— What is expected —
Without the images, write out all of the following entries exactly.

═════ Records to process ═════

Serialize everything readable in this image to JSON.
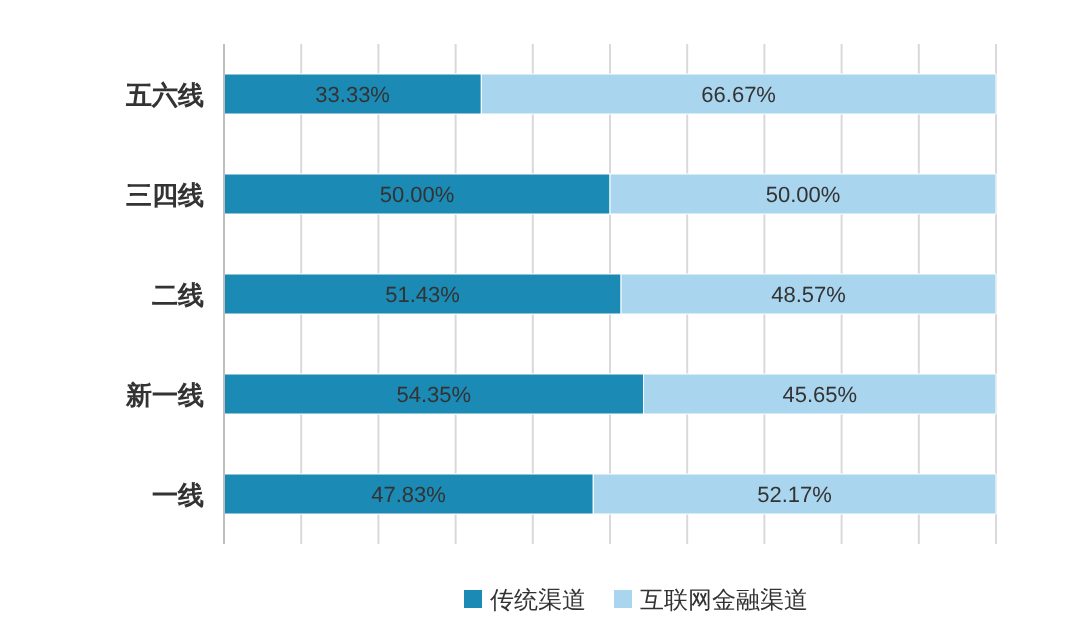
{
  "chart_data": {
    "type": "bar",
    "orientation": "horizontal",
    "stacked": true,
    "categories": [
      "五六线",
      "三四线",
      "二线",
      "新一线",
      "一线"
    ],
    "series": [
      {
        "name": "传统渠道",
        "color": "#1b8ab5",
        "values": [
          33.33,
          50.0,
          51.43,
          54.35,
          47.83
        ],
        "value_labels": [
          "33.33%",
          "50.00%",
          "51.43%",
          "54.35%",
          "47.83%"
        ]
      },
      {
        "name": "互联网金融渠道",
        "color": "#a9d5ee",
        "values": [
          66.67,
          50.0,
          48.57,
          45.65,
          52.17
        ],
        "value_labels": [
          "66.67%",
          "50.00%",
          "48.57%",
          "45.65%",
          "52.17%"
        ]
      }
    ],
    "xlim": [
      0,
      100
    ],
    "xticks": [
      {
        "value": 0,
        "label": null
      },
      {
        "value": 10,
        "label": null
      },
      {
        "value": 20,
        "label": null
      },
      {
        "value": 30,
        "label": null
      },
      {
        "value": 40,
        "label": null
      },
      {
        "value": 50,
        "label": null
      },
      {
        "value": 60,
        "label": null
      },
      {
        "value": 70,
        "label": null
      },
      {
        "value": 80,
        "label": null
      },
      {
        "value": 90,
        "label": null
      },
      {
        "value": 100,
        "label": null
      }
    ],
    "tick_labels": "y",
    "grid": "x",
    "legend": "bottom"
  }
}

═════

— Output for this task —
Serialize everything readable in this image to JSON.
{
  "chart_data": {
    "type": "bar",
    "orientation": "horizontal",
    "stacked": true,
    "categories": [
      "五六线",
      "三四线",
      "二线",
      "新一线",
      "一线"
    ],
    "series": [
      {
        "name": "传统渠道",
        "color": "#1b8ab5",
        "values": [
          33.33,
          50.0,
          51.43,
          54.35,
          47.83
        ],
        "value_labels": [
          "33.33%",
          "50.00%",
          "51.43%",
          "54.35%",
          "47.83%"
        ]
      },
      {
        "name": "互联网金融渠道",
        "color": "#a9d5ee",
        "values": [
          66.67,
          50.0,
          48.57,
          45.65,
          52.17
        ],
        "value_labels": [
          "66.67%",
          "50.00%",
          "48.57%",
          "45.65%",
          "52.17%"
        ]
      }
    ],
    "xlim": [
      0,
      100
    ],
    "xticks": [
      {
        "value": 0,
        "label": null
      },
      {
        "value": 10,
        "label": null
      },
      {
        "value": 20,
        "label": null
      },
      {
        "value": 30,
        "label": null
      },
      {
        "value": 40,
        "label": null
      },
      {
        "value": 50,
        "label": null
      },
      {
        "value": 60,
        "label": null
      },
      {
        "value": 70,
        "label": null
      },
      {
        "value": 80,
        "label": null
      },
      {
        "value": 90,
        "label": null
      },
      {
        "value": 100,
        "label": null
      }
    ],
    "tick_labels": "y",
    "grid": "x",
    "legend": "bottom"
  }
}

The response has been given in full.